> _Exercise objective_: Where the word "count" occurs in a line, return that line.

— BEGIN —

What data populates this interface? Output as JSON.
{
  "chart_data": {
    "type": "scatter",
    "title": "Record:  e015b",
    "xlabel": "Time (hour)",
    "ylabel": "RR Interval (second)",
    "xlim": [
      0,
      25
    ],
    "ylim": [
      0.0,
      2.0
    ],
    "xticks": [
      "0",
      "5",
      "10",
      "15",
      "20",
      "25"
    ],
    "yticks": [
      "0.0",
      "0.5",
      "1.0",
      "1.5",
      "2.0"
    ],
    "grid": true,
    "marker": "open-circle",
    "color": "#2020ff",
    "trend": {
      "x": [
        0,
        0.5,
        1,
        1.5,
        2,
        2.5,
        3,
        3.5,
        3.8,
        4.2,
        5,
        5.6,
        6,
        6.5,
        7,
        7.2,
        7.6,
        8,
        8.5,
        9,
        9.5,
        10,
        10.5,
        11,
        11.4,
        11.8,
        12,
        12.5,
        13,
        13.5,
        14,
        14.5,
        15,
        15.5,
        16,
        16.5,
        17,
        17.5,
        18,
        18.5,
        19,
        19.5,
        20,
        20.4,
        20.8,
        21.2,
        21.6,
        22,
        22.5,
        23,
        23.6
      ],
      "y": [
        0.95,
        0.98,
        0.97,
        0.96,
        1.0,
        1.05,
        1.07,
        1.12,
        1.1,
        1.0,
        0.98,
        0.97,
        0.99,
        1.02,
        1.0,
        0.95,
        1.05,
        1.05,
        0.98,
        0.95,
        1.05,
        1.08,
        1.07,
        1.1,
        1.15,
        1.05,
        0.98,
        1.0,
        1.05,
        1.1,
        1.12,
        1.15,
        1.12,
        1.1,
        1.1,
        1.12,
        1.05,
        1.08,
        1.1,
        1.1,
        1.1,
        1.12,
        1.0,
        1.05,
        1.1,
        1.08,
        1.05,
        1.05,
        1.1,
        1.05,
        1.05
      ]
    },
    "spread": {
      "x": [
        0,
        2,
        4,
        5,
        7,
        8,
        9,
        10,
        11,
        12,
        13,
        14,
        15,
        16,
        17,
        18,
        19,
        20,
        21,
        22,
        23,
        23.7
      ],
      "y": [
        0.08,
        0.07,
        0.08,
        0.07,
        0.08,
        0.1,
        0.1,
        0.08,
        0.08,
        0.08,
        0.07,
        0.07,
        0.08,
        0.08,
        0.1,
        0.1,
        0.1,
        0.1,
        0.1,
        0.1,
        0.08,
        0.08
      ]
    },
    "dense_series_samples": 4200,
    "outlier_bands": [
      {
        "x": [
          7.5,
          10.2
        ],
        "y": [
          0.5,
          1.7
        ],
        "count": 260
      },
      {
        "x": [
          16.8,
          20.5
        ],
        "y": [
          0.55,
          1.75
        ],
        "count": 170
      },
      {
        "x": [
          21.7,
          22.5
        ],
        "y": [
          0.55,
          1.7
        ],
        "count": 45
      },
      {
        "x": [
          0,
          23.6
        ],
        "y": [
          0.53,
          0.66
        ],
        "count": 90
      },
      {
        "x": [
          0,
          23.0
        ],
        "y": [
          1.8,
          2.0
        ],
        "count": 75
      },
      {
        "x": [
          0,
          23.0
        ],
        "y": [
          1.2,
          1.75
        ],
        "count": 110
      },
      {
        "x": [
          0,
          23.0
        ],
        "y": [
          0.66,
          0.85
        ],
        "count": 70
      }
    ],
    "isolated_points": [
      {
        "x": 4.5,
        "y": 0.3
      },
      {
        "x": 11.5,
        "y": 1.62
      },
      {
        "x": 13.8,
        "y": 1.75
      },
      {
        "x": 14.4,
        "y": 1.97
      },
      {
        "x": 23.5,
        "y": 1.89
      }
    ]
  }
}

— END —

> _Result of the exercise_:
        "count": 260
        "count": 170
        "count": 45
        "count": 90
        "count": 75
        "count": 110
        "count": 70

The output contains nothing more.